§ What the task requires:
Please pull out every line that includes the string "Dies".

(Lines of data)
[start]

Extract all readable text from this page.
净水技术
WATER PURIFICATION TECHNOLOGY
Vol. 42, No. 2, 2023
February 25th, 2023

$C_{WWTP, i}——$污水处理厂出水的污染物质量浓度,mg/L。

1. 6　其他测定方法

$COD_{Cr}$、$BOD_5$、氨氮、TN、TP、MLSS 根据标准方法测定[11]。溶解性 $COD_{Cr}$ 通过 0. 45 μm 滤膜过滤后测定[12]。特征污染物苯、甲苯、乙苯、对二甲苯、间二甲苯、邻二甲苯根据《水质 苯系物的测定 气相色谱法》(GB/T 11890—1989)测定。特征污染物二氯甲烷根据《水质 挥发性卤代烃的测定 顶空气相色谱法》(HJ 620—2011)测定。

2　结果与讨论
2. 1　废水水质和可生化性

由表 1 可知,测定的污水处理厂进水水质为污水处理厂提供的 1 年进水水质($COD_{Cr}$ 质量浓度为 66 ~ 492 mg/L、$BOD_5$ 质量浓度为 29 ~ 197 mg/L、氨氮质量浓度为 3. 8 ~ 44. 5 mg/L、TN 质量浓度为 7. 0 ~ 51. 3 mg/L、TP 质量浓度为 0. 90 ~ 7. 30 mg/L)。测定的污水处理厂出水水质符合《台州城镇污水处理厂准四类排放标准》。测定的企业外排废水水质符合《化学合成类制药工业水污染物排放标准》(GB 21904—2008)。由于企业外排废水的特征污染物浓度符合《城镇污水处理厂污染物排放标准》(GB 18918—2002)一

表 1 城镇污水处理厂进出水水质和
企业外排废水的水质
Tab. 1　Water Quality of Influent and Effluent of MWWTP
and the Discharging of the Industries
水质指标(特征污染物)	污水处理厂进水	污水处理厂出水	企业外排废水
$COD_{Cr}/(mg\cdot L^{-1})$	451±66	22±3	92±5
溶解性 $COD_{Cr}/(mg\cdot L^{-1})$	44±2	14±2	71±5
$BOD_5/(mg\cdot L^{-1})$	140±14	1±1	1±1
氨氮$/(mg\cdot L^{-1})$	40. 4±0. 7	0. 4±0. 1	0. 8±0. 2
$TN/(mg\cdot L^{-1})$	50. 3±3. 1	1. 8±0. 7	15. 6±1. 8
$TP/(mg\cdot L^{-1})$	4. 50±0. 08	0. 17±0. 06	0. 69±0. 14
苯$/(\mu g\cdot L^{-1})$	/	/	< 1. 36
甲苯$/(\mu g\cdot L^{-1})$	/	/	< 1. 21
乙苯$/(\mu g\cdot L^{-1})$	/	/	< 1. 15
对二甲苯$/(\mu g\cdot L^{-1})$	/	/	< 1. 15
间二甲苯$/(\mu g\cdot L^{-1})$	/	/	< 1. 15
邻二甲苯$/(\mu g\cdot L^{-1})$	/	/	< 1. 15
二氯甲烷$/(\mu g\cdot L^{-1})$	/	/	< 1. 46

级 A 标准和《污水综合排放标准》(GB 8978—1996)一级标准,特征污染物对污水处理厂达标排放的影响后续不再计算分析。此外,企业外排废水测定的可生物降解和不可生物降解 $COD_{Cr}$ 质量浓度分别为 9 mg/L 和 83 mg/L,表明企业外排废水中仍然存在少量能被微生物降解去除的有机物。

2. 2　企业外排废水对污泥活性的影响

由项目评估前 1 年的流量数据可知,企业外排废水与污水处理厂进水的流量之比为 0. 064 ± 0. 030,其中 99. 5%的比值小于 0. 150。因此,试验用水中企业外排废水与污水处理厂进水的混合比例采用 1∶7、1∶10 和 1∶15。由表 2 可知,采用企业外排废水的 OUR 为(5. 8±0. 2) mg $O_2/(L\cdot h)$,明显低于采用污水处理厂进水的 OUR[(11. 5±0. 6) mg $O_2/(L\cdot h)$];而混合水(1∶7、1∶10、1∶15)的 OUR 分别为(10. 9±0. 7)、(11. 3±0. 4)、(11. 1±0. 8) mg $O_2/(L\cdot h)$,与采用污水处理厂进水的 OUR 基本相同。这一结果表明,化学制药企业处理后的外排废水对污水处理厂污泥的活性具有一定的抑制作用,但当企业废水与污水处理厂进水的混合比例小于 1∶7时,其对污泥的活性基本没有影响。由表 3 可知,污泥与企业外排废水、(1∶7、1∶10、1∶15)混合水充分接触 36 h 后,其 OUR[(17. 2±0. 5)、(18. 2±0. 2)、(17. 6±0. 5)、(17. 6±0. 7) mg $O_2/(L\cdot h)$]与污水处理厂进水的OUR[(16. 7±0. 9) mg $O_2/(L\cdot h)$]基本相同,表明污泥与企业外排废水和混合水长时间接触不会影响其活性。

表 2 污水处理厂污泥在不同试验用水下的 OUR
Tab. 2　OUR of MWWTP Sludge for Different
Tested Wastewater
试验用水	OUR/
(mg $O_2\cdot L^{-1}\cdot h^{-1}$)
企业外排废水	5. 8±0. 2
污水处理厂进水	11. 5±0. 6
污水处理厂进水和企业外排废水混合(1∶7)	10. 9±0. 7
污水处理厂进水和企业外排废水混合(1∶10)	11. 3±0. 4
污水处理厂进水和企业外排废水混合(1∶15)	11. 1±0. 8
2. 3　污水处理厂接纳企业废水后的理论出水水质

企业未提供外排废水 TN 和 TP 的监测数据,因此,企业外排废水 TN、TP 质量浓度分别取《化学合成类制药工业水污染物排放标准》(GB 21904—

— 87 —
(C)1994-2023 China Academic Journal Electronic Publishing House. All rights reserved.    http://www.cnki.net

[end]
[start]

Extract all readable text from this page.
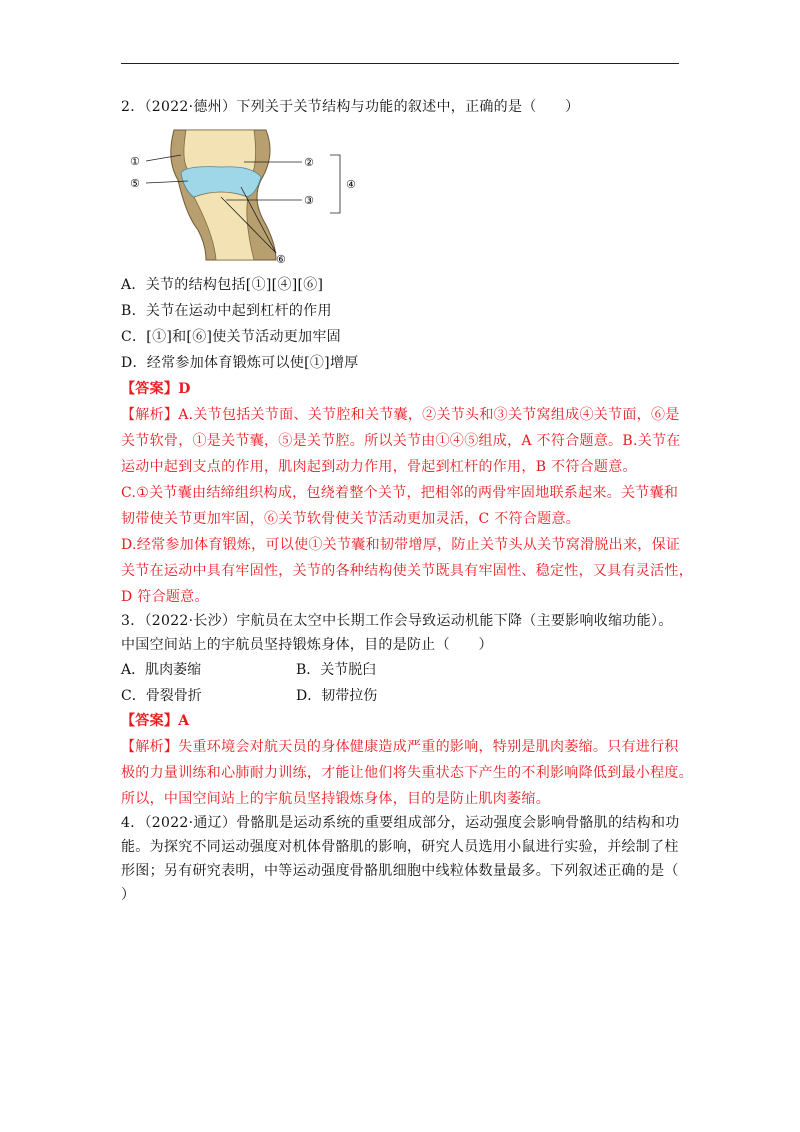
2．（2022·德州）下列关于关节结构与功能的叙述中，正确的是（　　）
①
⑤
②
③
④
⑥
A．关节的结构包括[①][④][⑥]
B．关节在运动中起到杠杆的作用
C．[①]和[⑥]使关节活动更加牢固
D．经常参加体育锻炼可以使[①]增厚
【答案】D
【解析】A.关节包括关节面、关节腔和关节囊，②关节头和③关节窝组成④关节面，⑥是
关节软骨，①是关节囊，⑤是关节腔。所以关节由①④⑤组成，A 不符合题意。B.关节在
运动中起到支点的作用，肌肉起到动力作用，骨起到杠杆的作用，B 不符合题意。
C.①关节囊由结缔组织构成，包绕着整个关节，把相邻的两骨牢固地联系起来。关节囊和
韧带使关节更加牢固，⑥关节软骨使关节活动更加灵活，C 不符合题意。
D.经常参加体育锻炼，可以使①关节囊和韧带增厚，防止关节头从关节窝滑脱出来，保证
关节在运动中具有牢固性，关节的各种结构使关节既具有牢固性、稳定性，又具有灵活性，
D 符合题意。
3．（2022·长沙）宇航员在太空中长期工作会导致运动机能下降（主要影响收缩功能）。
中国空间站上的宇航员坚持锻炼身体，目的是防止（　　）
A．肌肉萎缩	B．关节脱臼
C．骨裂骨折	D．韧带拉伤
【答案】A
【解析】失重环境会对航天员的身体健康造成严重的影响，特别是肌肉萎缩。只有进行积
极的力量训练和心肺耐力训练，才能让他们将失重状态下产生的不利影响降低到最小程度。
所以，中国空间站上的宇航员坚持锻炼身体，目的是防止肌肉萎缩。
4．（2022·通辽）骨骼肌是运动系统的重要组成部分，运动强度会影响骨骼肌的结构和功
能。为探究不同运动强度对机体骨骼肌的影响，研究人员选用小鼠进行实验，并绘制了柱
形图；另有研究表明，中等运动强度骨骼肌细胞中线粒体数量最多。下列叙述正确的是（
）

[end]
[start]

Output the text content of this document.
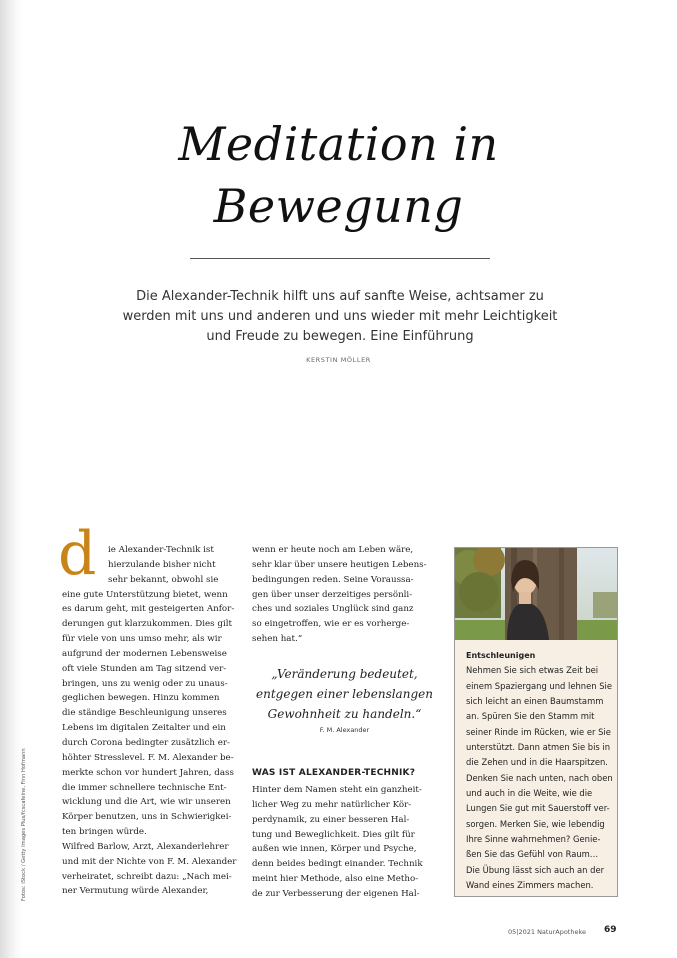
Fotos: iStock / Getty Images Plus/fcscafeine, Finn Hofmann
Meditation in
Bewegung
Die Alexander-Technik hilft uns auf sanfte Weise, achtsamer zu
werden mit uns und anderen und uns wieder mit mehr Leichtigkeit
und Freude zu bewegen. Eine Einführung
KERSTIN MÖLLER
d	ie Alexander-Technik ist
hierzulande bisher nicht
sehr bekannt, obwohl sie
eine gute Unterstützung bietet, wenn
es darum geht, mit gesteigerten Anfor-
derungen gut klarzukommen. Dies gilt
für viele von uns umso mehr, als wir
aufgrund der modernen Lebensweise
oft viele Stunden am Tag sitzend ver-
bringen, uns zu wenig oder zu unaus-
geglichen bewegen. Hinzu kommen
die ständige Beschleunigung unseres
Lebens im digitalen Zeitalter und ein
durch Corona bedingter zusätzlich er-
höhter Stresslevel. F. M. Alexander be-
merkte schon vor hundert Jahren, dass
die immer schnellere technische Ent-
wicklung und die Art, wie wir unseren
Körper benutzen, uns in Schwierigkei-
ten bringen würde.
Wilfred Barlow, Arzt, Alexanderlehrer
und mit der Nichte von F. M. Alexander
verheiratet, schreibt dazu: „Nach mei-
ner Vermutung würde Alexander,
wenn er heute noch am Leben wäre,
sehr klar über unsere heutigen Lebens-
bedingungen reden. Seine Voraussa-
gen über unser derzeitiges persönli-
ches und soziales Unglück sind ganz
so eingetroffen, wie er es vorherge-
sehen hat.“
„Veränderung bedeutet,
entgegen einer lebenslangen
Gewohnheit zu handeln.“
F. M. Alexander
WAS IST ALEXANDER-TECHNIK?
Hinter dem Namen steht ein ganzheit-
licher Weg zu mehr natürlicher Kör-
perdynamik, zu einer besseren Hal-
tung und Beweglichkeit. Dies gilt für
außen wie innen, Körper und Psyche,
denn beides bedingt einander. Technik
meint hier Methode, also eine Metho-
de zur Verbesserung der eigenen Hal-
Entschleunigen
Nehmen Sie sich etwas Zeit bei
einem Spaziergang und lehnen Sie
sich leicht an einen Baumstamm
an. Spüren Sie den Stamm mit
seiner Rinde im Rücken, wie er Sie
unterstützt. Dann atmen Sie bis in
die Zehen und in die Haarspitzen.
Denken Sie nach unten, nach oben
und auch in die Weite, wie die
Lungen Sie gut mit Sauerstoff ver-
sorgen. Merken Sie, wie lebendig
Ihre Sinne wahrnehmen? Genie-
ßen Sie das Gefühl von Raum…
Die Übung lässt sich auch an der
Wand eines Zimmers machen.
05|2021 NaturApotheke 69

[end]

§ Response:
derungen gut klarzukommen. Dies gilt
tung und Beweglichkeit. Dies gilt für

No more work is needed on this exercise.